╔══

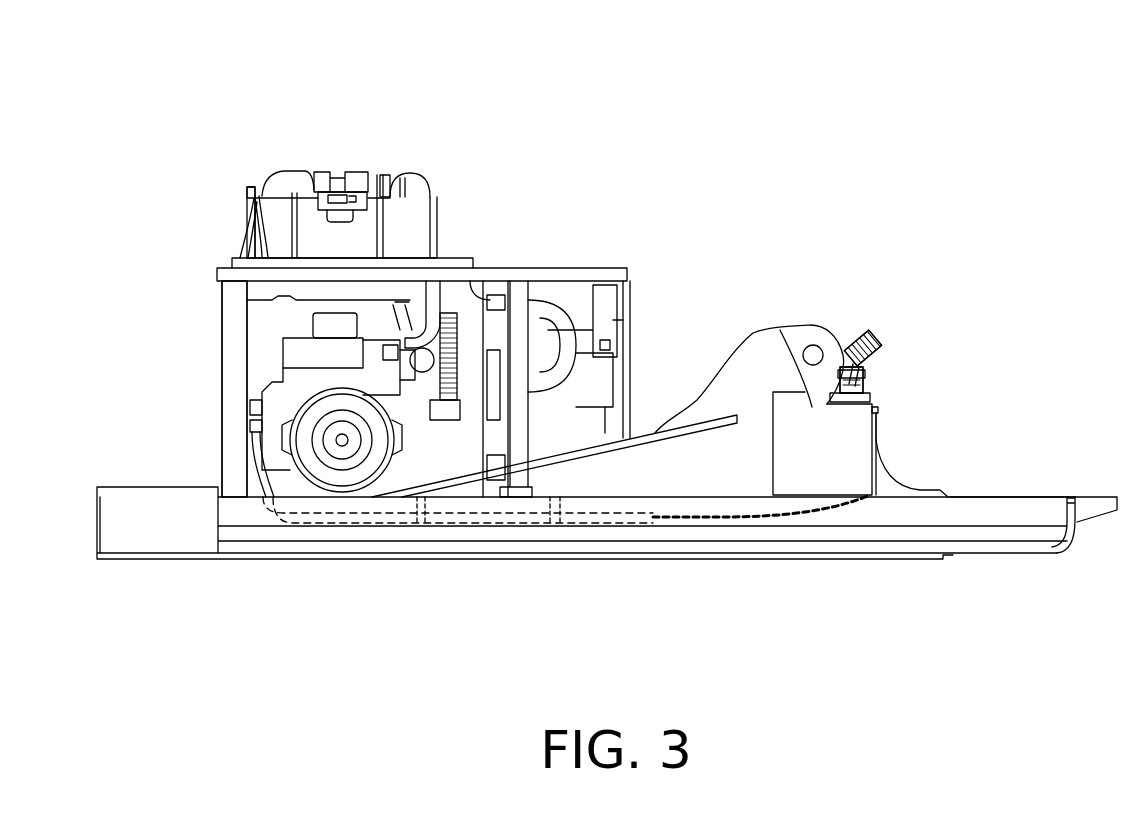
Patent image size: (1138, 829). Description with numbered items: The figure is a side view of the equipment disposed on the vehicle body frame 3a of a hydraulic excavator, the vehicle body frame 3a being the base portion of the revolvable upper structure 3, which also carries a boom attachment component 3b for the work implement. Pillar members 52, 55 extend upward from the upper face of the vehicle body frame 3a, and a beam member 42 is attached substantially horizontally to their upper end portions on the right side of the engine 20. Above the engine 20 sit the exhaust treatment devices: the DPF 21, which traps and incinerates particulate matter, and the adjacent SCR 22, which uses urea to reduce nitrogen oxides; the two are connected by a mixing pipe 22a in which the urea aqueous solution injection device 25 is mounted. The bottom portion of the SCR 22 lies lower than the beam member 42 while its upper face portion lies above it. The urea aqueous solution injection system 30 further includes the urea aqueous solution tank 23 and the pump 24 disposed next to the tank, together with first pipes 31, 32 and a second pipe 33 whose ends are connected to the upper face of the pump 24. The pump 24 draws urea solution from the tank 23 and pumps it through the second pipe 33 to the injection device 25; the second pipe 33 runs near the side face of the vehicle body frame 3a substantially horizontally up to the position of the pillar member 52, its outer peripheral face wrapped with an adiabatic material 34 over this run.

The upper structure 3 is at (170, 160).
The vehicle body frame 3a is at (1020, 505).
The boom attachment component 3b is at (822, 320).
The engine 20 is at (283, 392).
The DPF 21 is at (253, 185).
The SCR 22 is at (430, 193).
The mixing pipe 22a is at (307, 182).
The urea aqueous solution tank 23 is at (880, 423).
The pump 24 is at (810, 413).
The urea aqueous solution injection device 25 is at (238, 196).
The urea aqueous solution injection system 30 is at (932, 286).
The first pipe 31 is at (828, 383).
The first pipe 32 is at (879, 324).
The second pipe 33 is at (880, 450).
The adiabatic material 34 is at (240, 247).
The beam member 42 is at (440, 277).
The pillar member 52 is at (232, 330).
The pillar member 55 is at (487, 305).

╚══
╔══

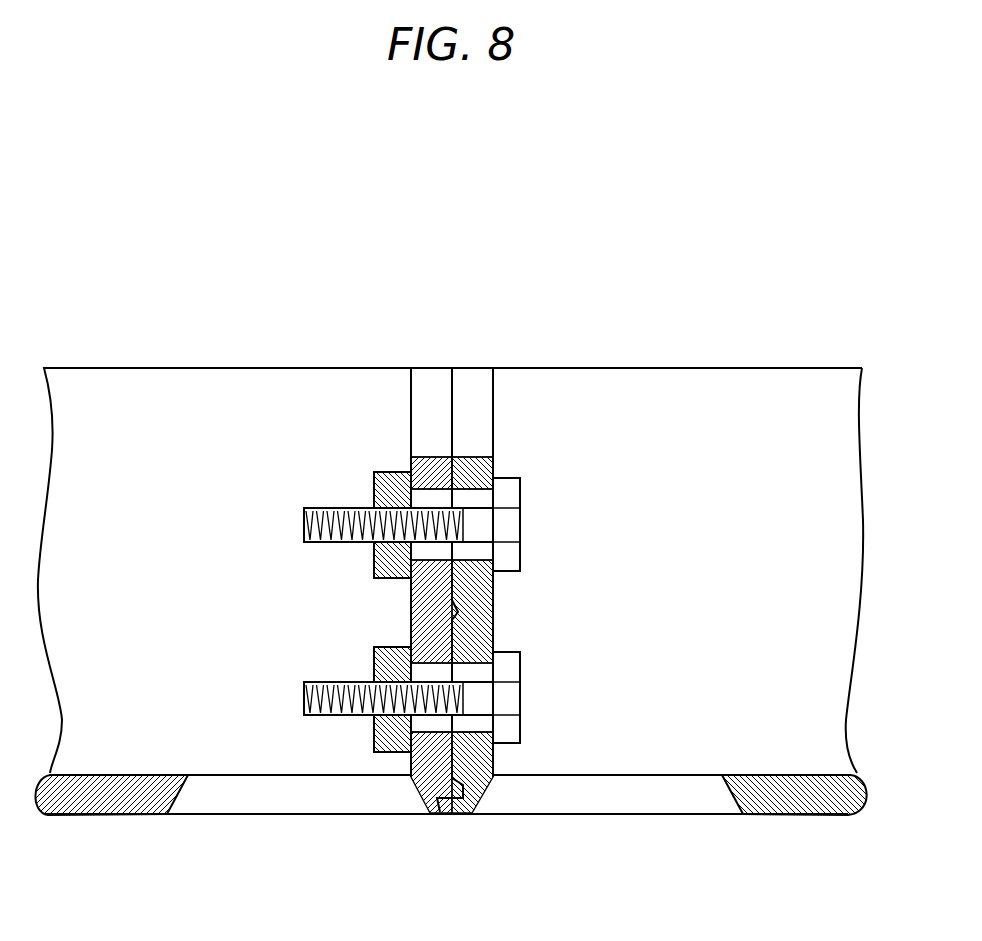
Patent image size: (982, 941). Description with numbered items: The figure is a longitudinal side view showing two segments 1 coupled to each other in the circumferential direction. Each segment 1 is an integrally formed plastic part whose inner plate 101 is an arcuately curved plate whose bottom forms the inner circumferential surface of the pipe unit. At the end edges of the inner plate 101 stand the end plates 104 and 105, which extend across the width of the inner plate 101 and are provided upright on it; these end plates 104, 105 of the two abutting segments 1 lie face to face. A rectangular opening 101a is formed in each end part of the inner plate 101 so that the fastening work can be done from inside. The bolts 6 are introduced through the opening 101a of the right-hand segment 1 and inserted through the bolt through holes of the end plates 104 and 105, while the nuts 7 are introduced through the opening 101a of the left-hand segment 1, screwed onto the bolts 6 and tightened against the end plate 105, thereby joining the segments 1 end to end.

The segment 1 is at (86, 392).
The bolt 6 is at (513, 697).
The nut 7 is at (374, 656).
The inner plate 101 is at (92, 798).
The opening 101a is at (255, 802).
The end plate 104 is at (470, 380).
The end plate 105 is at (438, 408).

╚══
╔══

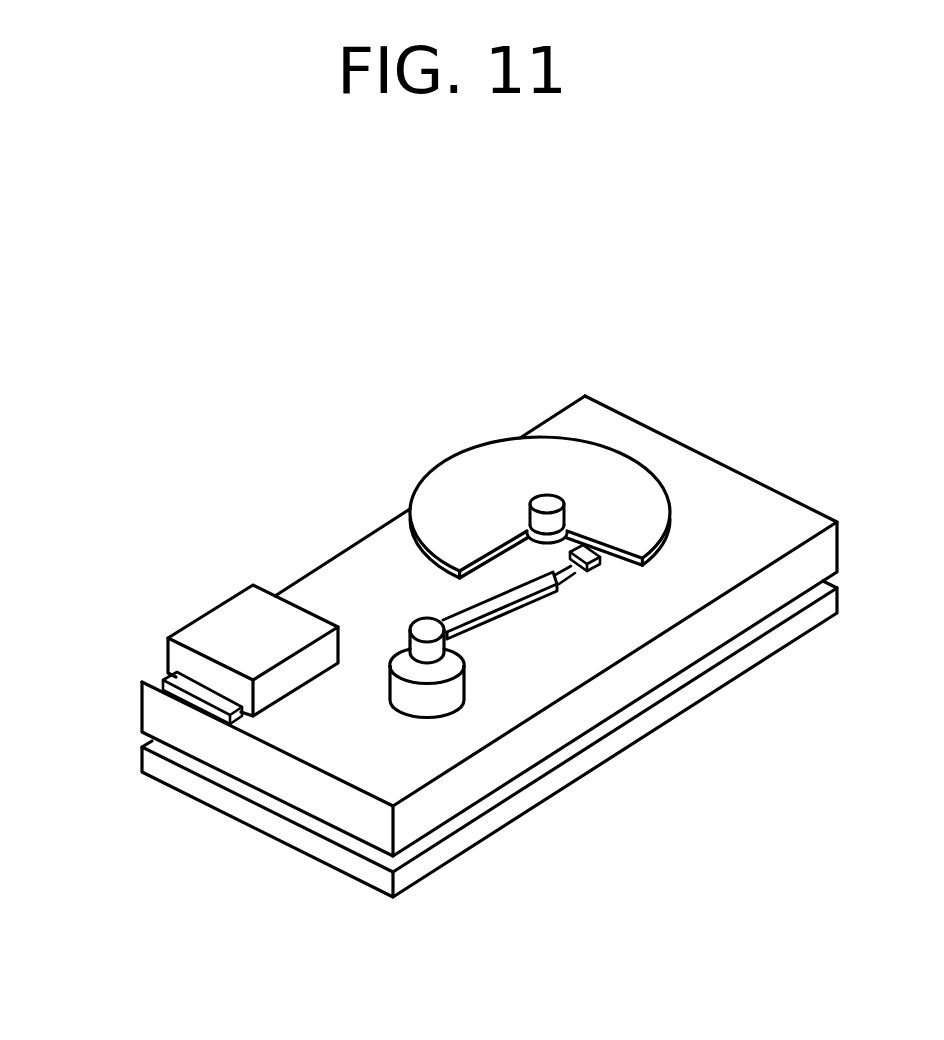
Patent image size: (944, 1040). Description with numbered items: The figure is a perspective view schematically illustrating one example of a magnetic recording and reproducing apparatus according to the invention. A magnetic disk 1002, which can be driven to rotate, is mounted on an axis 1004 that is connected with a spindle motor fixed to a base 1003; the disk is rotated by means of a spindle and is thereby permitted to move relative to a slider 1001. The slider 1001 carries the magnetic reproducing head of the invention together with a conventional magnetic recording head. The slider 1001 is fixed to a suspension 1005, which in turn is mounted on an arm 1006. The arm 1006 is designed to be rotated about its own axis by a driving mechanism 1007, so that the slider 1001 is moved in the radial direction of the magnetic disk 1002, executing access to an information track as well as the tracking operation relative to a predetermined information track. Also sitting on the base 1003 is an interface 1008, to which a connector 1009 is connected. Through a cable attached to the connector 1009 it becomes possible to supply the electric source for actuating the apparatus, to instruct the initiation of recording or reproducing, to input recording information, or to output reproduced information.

╚══

**AIM OF THE EXERCISE:** Extract the part of Block 1 that opens with the line containing "Patent image size: (1138, 829)." and closes with the line containing "The urea aqueous solution injection device 25 is at", copying those lines exactly.

**TASK RESPONSE:**
Patent image size: (1138, 829). Description with numbered items: The figure is a side view of the equipment disposed on the vehicle body frame 3a of a hydraulic excavator, the vehicle body frame 3a being the base portion of the revolvable upper structure 3, which also carries a boom attachment component 3b for the work implement. Pillar members 52, 55 extend upward from the upper face of the vehicle body frame 3a, and a beam member 42 is attached substantially horizontally to their upper end portions on the right side of the engine 20. Above the engine 20 sit the exhaust treatment devices: the DPF 21, which traps and incinerates particulate matter, and the adjacent SCR 22, which uses urea to reduce nitrogen oxides; the two are connected by a mixing pipe 22a in which the urea aqueous solution injection device 25 is mounted. The bottom portion of the SCR 22 lies lower than the beam member 42 while its upper face portion lies above it. The urea aqueous solution injection system 30 further includes the urea aqueous solution tank 23 and the pump 24 disposed next to the tank, together with first pipes 31, 32 and a second pipe 33 whose ends are connected to the upper face of the pump 24. The pump 24 draws urea solution from the tank 23 and pumps it through the second pipe 33 to the injection device 25; the second pipe 33 runs near the side face of the vehicle body frame 3a substantially horizontally up to the position of the pillar member 52, its outer peripheral face wrapped with an adiabatic material 34 over this run.

The upper structure 3 is at (170, 160).
The vehicle body frame 3a is at (1020, 505).
The boom attachment component 3b is at (822, 320).
The engine 20 is at (283, 392).
The DPF 21 is at (253, 185).
The SCR 22 is at (430, 193).
The mixing pipe 22a is at (307, 182).
The urea aqueous solution tank 23 is at (880, 423).
The pump 24 is at (810, 413).
The urea aqueous solution injection device 25 is at (238, 196).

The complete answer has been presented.